— Begin TASK INPUT —

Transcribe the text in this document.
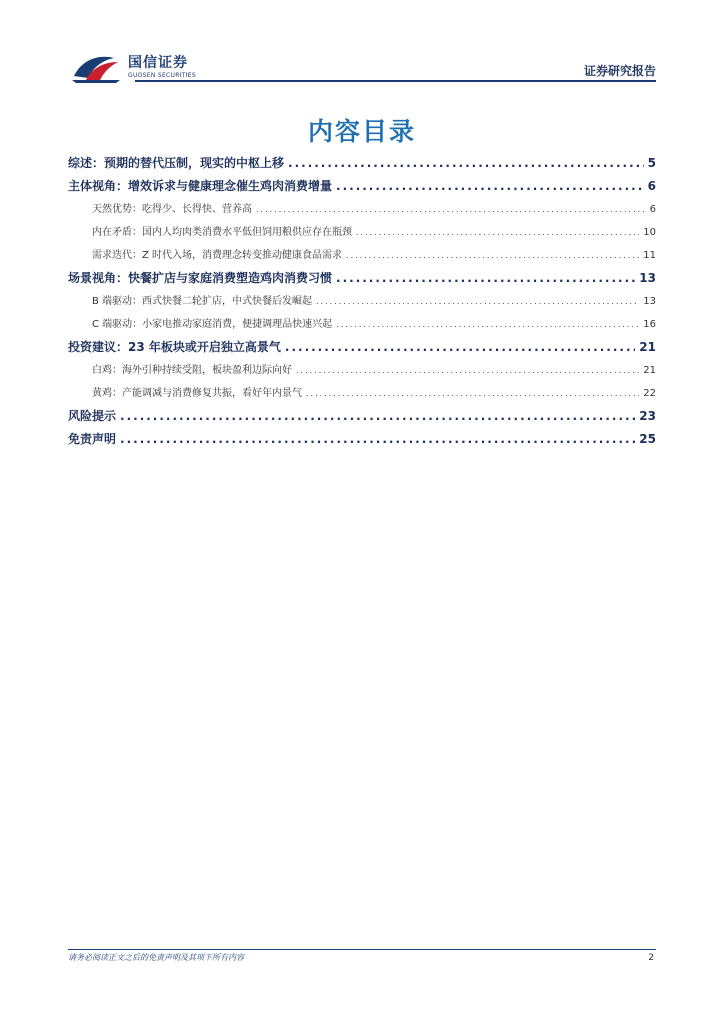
国信证券
GUOSEN SECURITIES	证券研究报告
内容目录
综述：预期的替代压制，现实的中枢上移 .....	5
主体视角：增效诉求与健康理念催生鸡肉消费增量 .....	6
天然优势：吃得少、长得快、营养高 .....	6
内在矛盾：国内人均肉类消费水平低但饲用粮供应存在瓶颈 .....	10
需求迭代：Z 时代入场，消费理念转变推动健康食品需求 .....	11
场景视角：快餐扩店与家庭消费塑造鸡肉消费习惯 .....	13
B 端驱动：西式快餐二轮扩店，中式快餐后发崛起 .....	13
C 端驱动：小家电推动家庭消费，便捷调理品快速兴起 .....	16
投资建议：23 年板块或开启独立高景气 .....	21
白鸡：海外引种持续受阻，板块盈利边际向好 .....	21
黄鸡：产能调减与消费修复共振，看好年内景气 .....	22
风险提示 .....	23
免责声明 .....	25
请务必阅读正文之后的免责声明及其项下所有内容	2
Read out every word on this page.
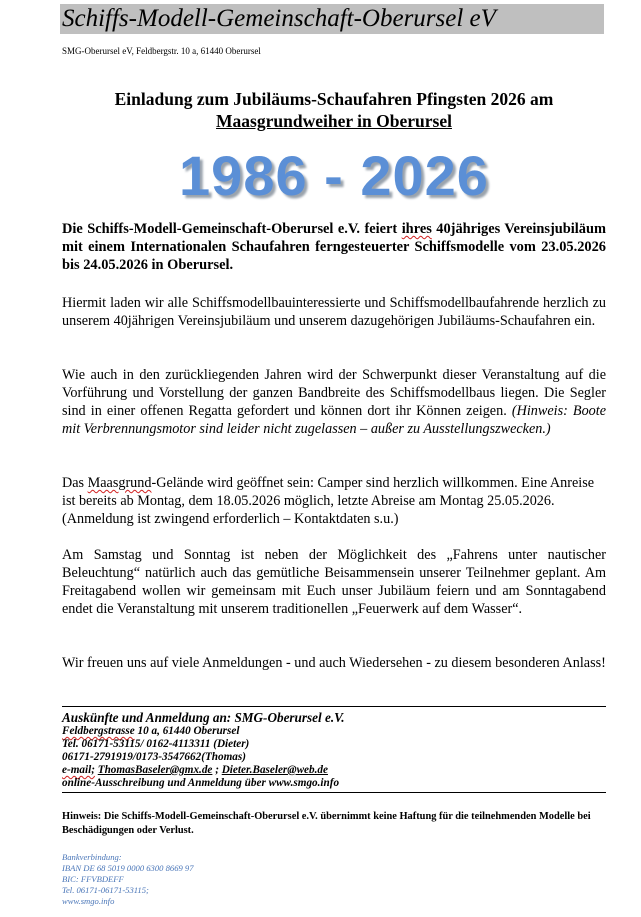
Schiffs-Modell-Gemeinschaft-Oberursel eV
SMG-Oberursel eV, Feldbergstr. 10 a, 61440 Oberursel
Einladung zum Jubiläums-Schaufahren Pfingsten 2026 am
Maasgrundweiher in Oberursel
1986 - 2026
Die Schiffs-Modell-Gemeinschaft-Oberursel e.V. feiert ihres 40jähriges Vereinsjubiläum mit einem Internationalen Schaufahren ferngesteuerter Schiffsmodelle vom 23.05.2026 bis 24.05.2026 in Oberursel.
Hiermit laden wir alle Schiffsmodellbauinteressierte und Schiffsmodellbaufahrende herzlich zu unserem 40jährigen Vereinsjubiläum und unserem dazugehörigen Jubiläums-Schaufahren ein.
Wie auch in den zurückliegenden Jahren wird der Schwerpunkt dieser Veranstaltung auf die Vorführung und Vorstellung der ganzen Bandbreite des Schiffsmodellbaus liegen. Die Segler sind in einer offenen Regatta gefordert und können dort ihr Können zeigen. (Hinweis: Boote mit Verbrennungsmotor sind leider nicht zugelassen – außer zu Ausstellungszwecken.)
Das Maasgrund-Gelände wird geöffnet sein: Camper sind herzlich willkommen. Eine Anreise ist bereits ab Montag, dem 18.05.2026 möglich, letzte Abreise am Montag 25.05.2026. (Anmeldung ist zwingend erforderlich – Kontaktdaten s.u.)
Am Samstag und Sonntag ist neben der Möglichkeit des „Fahrens unter nautischer Beleuchtung“ natürlich auch das gemütliche Beisammensein unserer Teilnehmer geplant. Am Freitagabend wollen wir gemeinsam mit Euch unser Jubiläum feiern und am Sonntagabend endet die Veranstaltung mit unserem traditionellen „Feuerwerk auf dem Wasser“.
Wir freuen uns auf viele Anmeldungen - und auch Wiedersehen - zu diesem besonderen Anlass!
Auskünfte und Anmeldung an: SMG-Oberursel e.V.
Feldbergstrasse 10 a, 61440 Oberursel
Tel. 06171-53115/ 0162-4113311 (Dieter)
06171-2791919/0173-3547662(Thomas)
e-mail; ThomasBaseler@gmx.de ; Dieter.Baseler@web.de
online-Ausschreibung und Anmeldung über www.smgo.info
Hinweis: Die Schiffs-Modell-Gemeinschaft-Oberursel e.V. übernimmt keine Haftung für die teilnehmenden Modelle bei Beschädigungen oder Verlust.
Bankverbindung:
IBAN DE 68 5019 0000 6300 8669 97
BIC: FFVBDEFF
Tel. 06171-06171-53115;
www.smgo.info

— End TASK INPUT —

== DIRECTIONS ==
Without the pictures, write out all of the material exactly.

== TASK SOLUTION ==
Transcribe the text in this document.
国信证券
GUOSEN SECURITIES	证券研究报告
内容目录
综述：预期的替代压制，现实的中枢上移 .....	5
主体视角：增效诉求与健康理念催生鸡肉消费增量 .....	6
天然优势：吃得少、长得快、营养高 .....	6
内在矛盾：国内人均肉类消费水平低但饲用粮供应存在瓶颈 .....	10
需求迭代：Z 时代入场，消费理念转变推动健康食品需求 .....	11
场景视角：快餐扩店与家庭消费塑造鸡肉消费习惯 .....	13
B 端驱动：西式快餐二轮扩店，中式快餐后发崛起 .....	13
C 端驱动：小家电推动家庭消费，便捷调理品快速兴起 .....	16
投资建议：23 年板块或开启独立高景气 .....	21
白鸡：海外引种持续受阻，板块盈利边际向好 .....	21
黄鸡：产能调减与消费修复共振，看好年内景气 .....	22
风险提示 .....	23
免责声明 .....	25
请务必阅读正文之后的免责声明及其项下所有内容	2
Read out every word on this page.
Schiffs-Modell-Gemeinschaft-Oberursel eV
SMG-Oberursel eV, Feldbergstr. 10 a, 61440 Oberursel
Einladung zum Jubiläums-Schaufahren Pfingsten 2026 am
Maasgrundweiher in Oberursel
1986 - 2026
Die Schiffs-Modell-Gemeinschaft-Oberursel e.V. feiert ihres 40jähriges Vereinsjubiläum mit einem Internationalen Schaufahren ferngesteuerter Schiffsmodelle vom 23.05.2026 bis 24.05.2026 in Oberursel.
Hiermit laden wir alle Schiffsmodellbauinteressierte und Schiffsmodellbaufahrende herzlich zu unserem 40jährigen Vereinsjubiläum und unserem dazugehörigen Jubiläums-Schaufahren ein.
Wie auch in den zurückliegenden Jahren wird der Schwerpunkt dieser Veranstaltung auf die Vorführung und Vorstellung der ganzen Bandbreite des Schiffsmodellbaus liegen. Die Segler sind in einer offenen Regatta gefordert und können dort ihr Können zeigen. (Hinweis: Boote mit Verbrennungsmotor sind leider nicht zugelassen – außer zu Ausstellungszwecken.)
Das Maasgrund-Gelände wird geöffnet sein: Camper sind herzlich willkommen. Eine Anreise ist bereits ab Montag, dem 18.05.2026 möglich, letzte Abreise am Montag 25.05.2026. (Anmeldung ist zwingend erforderlich – Kontaktdaten s.u.)
Am Samstag und Sonntag ist neben der Möglichkeit des „Fahrens unter nautischer Beleuchtung“ natürlich auch das gemütliche Beisammensein unserer Teilnehmer geplant. Am Freitagabend wollen wir gemeinsam mit Euch unser Jubiläum feiern und am Sonntagabend endet die Veranstaltung mit unserem traditionellen „Feuerwerk auf dem Wasser“.
Wir freuen uns auf viele Anmeldungen - und auch Wiedersehen - zu diesem besonderen Anlass!
Auskünfte und Anmeldung an: SMG-Oberursel e.V.
Feldbergstrasse 10 a, 61440 Oberursel
Tel. 06171-53115/ 0162-4113311 (Dieter)
06171-2791919/0173-3547662(Thomas)
e-mail; ThomasBaseler@gmx.de ; Dieter.Baseler@web.de
online-Ausschreibung und Anmeldung über www.smgo.info
Hinweis: Die Schiffs-Modell-Gemeinschaft-Oberursel e.V. übernimmt keine Haftung für die teilnehmenden Modelle bei Beschädigungen oder Verlust.
Bankverbindung:
IBAN DE 68 5019 0000 6300 8669 97
BIC: FFVBDEFF
Tel. 06171-06171-53115;
www.smgo.info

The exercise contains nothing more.